* [Figure record listings]:
start

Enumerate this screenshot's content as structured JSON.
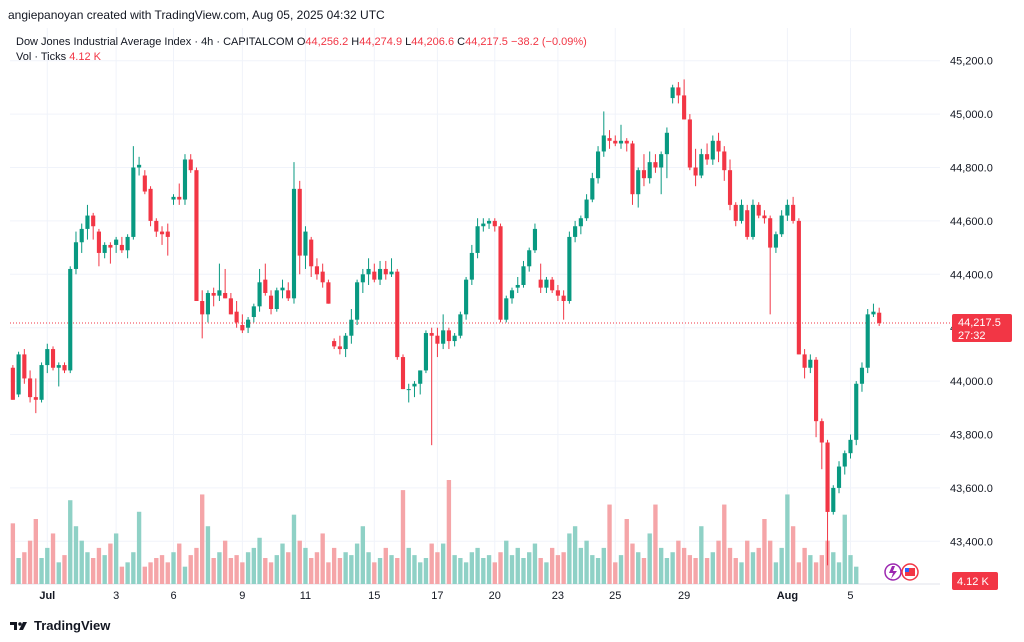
{
  "header": {
    "credit": "angiepanoyan created with TradingView.com, Aug 05, 2025 04:32 UTC"
  },
  "legend": {
    "symbol": "Dow Jones Industrial Average Index · 4h · CAPITALCOM",
    "o_label": "O",
    "o_value": "44,256.2",
    "h_label": "H",
    "h_value": "44,274.9",
    "l_label": "L",
    "l_value": "44,206.6",
    "c_label": "C",
    "c_value": "44,217.5",
    "change": "−38.2 (−0.09%)",
    "vol_label": "Vol · Ticks",
    "vol_value": "4.12 K"
  },
  "price_badge": {
    "price": "44,217.5",
    "countdown": "27:32"
  },
  "volume_badge": "4.12 K",
  "footer": {
    "brand": "TradingView"
  },
  "colors": {
    "up": "#089981",
    "down": "#f23645",
    "vol_up": "#8fd1c6",
    "vol_down": "#f5a5a8",
    "grid": "#f0f3fa"
  },
  "chart_data": {
    "type": "candlestick",
    "title": "Dow Jones Industrial Average Index · 4h · CAPITALCOM",
    "y_ticks": [
      "43,400.0",
      "43,600.0",
      "43,800.0",
      "44,000.0",
      "44,200.0",
      "44,400.0",
      "44,600.0",
      "44,800.0",
      "45,000.0",
      "45,200.0"
    ],
    "y_tick_values": [
      43400,
      43600,
      43800,
      44000,
      44200,
      44400,
      44600,
      44800,
      45000,
      45200
    ],
    "ylim": [
      43300,
      45300
    ],
    "x_tick_labels": [
      "Jul",
      "3",
      "6",
      "9",
      "11",
      "15",
      "17",
      "20",
      "23",
      "25",
      "29",
      "Aug",
      "5"
    ],
    "x_tick_index": [
      6,
      18,
      28,
      40,
      51,
      63,
      74,
      84,
      95,
      105,
      117,
      135,
      146
    ],
    "last_price": 44217.5,
    "candles": [
      [
        44050,
        44060,
        43930,
        43930
      ],
      [
        43950,
        44110,
        43940,
        44100
      ],
      [
        44100,
        44120,
        43990,
        44010
      ],
      [
        44010,
        44040,
        43920,
        43940
      ],
      [
        43940,
        44010,
        43880,
        43930
      ],
      [
        43930,
        44070,
        43920,
        44060
      ],
      [
        44060,
        44140,
        44030,
        44120
      ],
      [
        44120,
        44130,
        44040,
        44050
      ],
      [
        44050,
        44070,
        43980,
        44060
      ],
      [
        44060,
        44070,
        44030,
        44040
      ],
      [
        44040,
        44430,
        44030,
        44420
      ],
      [
        44420,
        44560,
        44400,
        44520
      ],
      [
        44520,
        44590,
        44480,
        44570
      ],
      [
        44570,
        44660,
        44530,
        44620
      ],
      [
        44620,
        44630,
        44530,
        44580
      ],
      [
        44560,
        44570,
        44430,
        44480
      ],
      [
        44480,
        44520,
        44460,
        44510
      ],
      [
        44510,
        44520,
        44440,
        44500
      ],
      [
        44510,
        44540,
        44480,
        44530
      ],
      [
        44510,
        44540,
        44480,
        44490
      ],
      [
        44490,
        44550,
        44460,
        44540
      ],
      [
        44540,
        44880,
        44530,
        44800
      ],
      [
        44800,
        44840,
        44770,
        44810
      ],
      [
        44770,
        44790,
        44700,
        44710
      ],
      [
        44720,
        44730,
        44580,
        44600
      ],
      [
        44600,
        44610,
        44540,
        44560
      ],
      [
        44560,
        44580,
        44510,
        44550
      ],
      [
        44560,
        44590,
        44470,
        44540
      ],
      [
        44680,
        44700,
        44660,
        44690
      ],
      [
        44690,
        44740,
        44660,
        44680
      ],
      [
        44680,
        44850,
        44660,
        44830
      ],
      [
        44830,
        44850,
        44780,
        44790
      ],
      [
        44790,
        44800,
        44300,
        44300
      ],
      [
        44300,
        44340,
        44160,
        44250
      ],
      [
        44250,
        44340,
        44220,
        44330
      ],
      [
        44330,
        44350,
        44280,
        44320
      ],
      [
        44320,
        44440,
        44300,
        44340
      ],
      [
        44330,
        44420,
        44310,
        44310
      ],
      [
        44310,
        44330,
        44250,
        44250
      ],
      [
        44260,
        44300,
        44200,
        44220
      ],
      [
        44210,
        44250,
        44180,
        44190
      ],
      [
        44200,
        44240,
        44180,
        44230
      ],
      [
        44240,
        44290,
        44220,
        44280
      ],
      [
        44280,
        44420,
        44260,
        44370
      ],
      [
        44380,
        44440,
        44320,
        44330
      ],
      [
        44320,
        44340,
        44250,
        44270
      ],
      [
        44270,
        44350,
        44260,
        44340
      ],
      [
        44340,
        44380,
        44310,
        44350
      ],
      [
        44340,
        44370,
        44300,
        44310
      ],
      [
        44310,
        44820,
        44290,
        44720
      ],
      [
        44720,
        44750,
        44400,
        44470
      ],
      [
        44470,
        44580,
        44420,
        44560
      ],
      [
        44530,
        44540,
        44390,
        44430
      ],
      [
        44430,
        44460,
        44380,
        44400
      ],
      [
        44410,
        44440,
        44350,
        44370
      ],
      [
        44370,
        44380,
        44290,
        44290
      ],
      [
        44150,
        44160,
        44120,
        44130
      ],
      [
        44130,
        44170,
        44100,
        44120
      ],
      [
        44120,
        44180,
        44090,
        44170
      ],
      [
        44170,
        44270,
        44140,
        44230
      ],
      [
        44230,
        44380,
        44210,
        44370
      ],
      [
        44370,
        44420,
        44330,
        44400
      ],
      [
        44400,
        44460,
        44360,
        44420
      ],
      [
        44410,
        44440,
        44370,
        44380
      ],
      [
        44380,
        44450,
        44360,
        44420
      ],
      [
        44420,
        44450,
        44380,
        44400
      ],
      [
        44400,
        44460,
        44390,
        44410
      ],
      [
        44410,
        44420,
        44080,
        44090
      ],
      [
        44090,
        44100,
        43970,
        43970
      ],
      [
        43970,
        43990,
        43920,
        43970
      ],
      [
        43980,
        44000,
        43940,
        43990
      ],
      [
        43990,
        44040,
        43950,
        44040
      ],
      [
        44040,
        44190,
        44030,
        44180
      ],
      [
        44180,
        44200,
        43760,
        44170
      ],
      [
        44170,
        44200,
        44090,
        44140
      ],
      [
        44140,
        44250,
        44120,
        44190
      ],
      [
        44190,
        44200,
        44120,
        44150
      ],
      [
        44150,
        44180,
        44130,
        44170
      ],
      [
        44170,
        44260,
        44160,
        44250
      ],
      [
        44250,
        44390,
        44230,
        44380
      ],
      [
        44380,
        44510,
        44360,
        44480
      ],
      [
        44480,
        44610,
        44460,
        44580
      ],
      [
        44580,
        44610,
        44560,
        44590
      ],
      [
        44590,
        44610,
        44570,
        44600
      ],
      [
        44600,
        44610,
        44560,
        44580
      ],
      [
        44580,
        44590,
        44220,
        44230
      ],
      [
        44230,
        44320,
        44220,
        44310
      ],
      [
        44310,
        44350,
        44290,
        44340
      ],
      [
        44350,
        44390,
        44330,
        44360
      ],
      [
        44360,
        44450,
        44350,
        44430
      ],
      [
        44430,
        44500,
        44410,
        44490
      ],
      [
        44490,
        44590,
        44480,
        44570
      ],
      [
        44380,
        44440,
        44330,
        44350
      ],
      [
        44350,
        44390,
        44330,
        44380
      ],
      [
        44380,
        44390,
        44330,
        44340
      ],
      [
        44340,
        44360,
        44300,
        44320
      ],
      [
        44320,
        44340,
        44230,
        44300
      ],
      [
        44300,
        44560,
        44290,
        44540
      ],
      [
        44540,
        44600,
        44520,
        44580
      ],
      [
        44580,
        44620,
        44550,
        44610
      ],
      [
        44610,
        44700,
        44600,
        44680
      ],
      [
        44680,
        44780,
        44670,
        44760
      ],
      [
        44760,
        44880,
        44740,
        44860
      ],
      [
        44860,
        45010,
        44840,
        44920
      ],
      [
        44910,
        44940,
        44870,
        44900
      ],
      [
        44900,
        44920,
        44880,
        44890
      ],
      [
        44890,
        44960,
        44870,
        44900
      ],
      [
        44900,
        44910,
        44860,
        44890
      ],
      [
        44890,
        44900,
        44660,
        44700
      ],
      [
        44700,
        44800,
        44650,
        44790
      ],
      [
        44790,
        44850,
        44730,
        44760
      ],
      [
        44760,
        44860,
        44740,
        44820
      ],
      [
        44820,
        44850,
        44780,
        44800
      ],
      [
        44800,
        44860,
        44700,
        44850
      ],
      [
        44850,
        44950,
        44760,
        44930
      ],
      [
        45060,
        45110,
        45040,
        45100
      ],
      [
        45100,
        45120,
        45040,
        45070
      ],
      [
        45070,
        45130,
        44980,
        44980
      ],
      [
        44980,
        45000,
        44790,
        44800
      ],
      [
        44800,
        44870,
        44730,
        44770
      ],
      [
        44770,
        44870,
        44760,
        44850
      ],
      [
        44850,
        44890,
        44810,
        44830
      ],
      [
        44830,
        44920,
        44810,
        44900
      ],
      [
        44900,
        44930,
        44820,
        44860
      ],
      [
        44860,
        44880,
        44750,
        44790
      ],
      [
        44790,
        44830,
        44640,
        44660
      ],
      [
        44660,
        44670,
        44580,
        44600
      ],
      [
        44600,
        44680,
        44590,
        44660
      ],
      [
        44640,
        44660,
        44530,
        44540
      ],
      [
        44540,
        44680,
        44530,
        44660
      ],
      [
        44660,
        44670,
        44610,
        44620
      ],
      [
        44620,
        44640,
        44590,
        44610
      ],
      [
        44610,
        44620,
        44250,
        44500
      ],
      [
        44500,
        44560,
        44480,
        44550
      ],
      [
        44550,
        44640,
        44540,
        44620
      ],
      [
        44620,
        44680,
        44600,
        44660
      ],
      [
        44660,
        44690,
        44590,
        44600
      ],
      [
        44600,
        44610,
        44100,
        44100
      ],
      [
        44100,
        44120,
        44010,
        44050
      ],
      [
        44050,
        44100,
        44030,
        44080
      ],
      [
        44080,
        44090,
        43790,
        43850
      ],
      [
        43850,
        43860,
        43670,
        43770
      ],
      [
        43770,
        43780,
        43310,
        43510
      ],
      [
        43510,
        43610,
        43500,
        43600
      ],
      [
        43600,
        43700,
        43580,
        43680
      ],
      [
        43680,
        43740,
        43650,
        43730
      ],
      [
        43730,
        43800,
        43710,
        43780
      ],
      [
        43780,
        44000,
        43760,
        43990
      ],
      [
        43990,
        44070,
        43960,
        44050
      ],
      [
        44050,
        44270,
        44030,
        44250
      ],
      [
        44250,
        44290,
        44240,
        44260
      ],
      [
        44256.2,
        44274.9,
        44206.6,
        44217.5
      ]
    ],
    "volume": [
      42,
      18,
      22,
      30,
      45,
      18,
      25,
      35,
      15,
      20,
      58,
      40,
      30,
      22,
      18,
      25,
      20,
      28,
      35,
      12,
      15,
      22,
      50,
      12,
      15,
      18,
      20,
      15,
      22,
      28,
      12,
      20,
      25,
      62,
      40,
      18,
      22,
      30,
      18,
      20,
      15,
      22,
      25,
      32,
      18,
      15,
      20,
      28,
      22,
      48,
      30,
      25,
      18,
      22,
      35,
      15,
      25,
      18,
      22,
      20,
      28,
      40,
      22,
      15,
      18,
      25,
      20,
      18,
      65,
      25,
      20,
      15,
      18,
      28,
      22,
      28,
      72,
      20,
      18,
      15,
      22,
      25,
      18,
      20,
      15,
      22,
      30,
      20,
      25,
      18,
      22,
      28,
      18,
      15,
      25,
      20,
      22,
      35,
      40,
      25,
      30,
      20,
      18,
      25,
      55,
      15,
      20,
      45,
      28,
      22,
      18,
      35,
      55,
      25,
      18,
      22,
      30,
      25,
      20,
      18,
      40,
      18,
      22,
      30,
      55,
      25,
      18,
      15,
      30,
      22,
      25,
      45,
      30,
      15,
      25,
      62,
      40,
      15,
      25,
      20,
      15,
      20,
      30,
      22,
      15,
      48,
      20,
      12
    ]
  }
}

end

* [To be done]:
Search the data for the word "CAPITALCOM" and copy each line where it appears.

* [Written reply]:
    "symbol": "Dow Jones Industrial Average Index · 4h · CAPITALCOM",
    "title": "Dow Jones Industrial Average Index · 4h · CAPITALCOM",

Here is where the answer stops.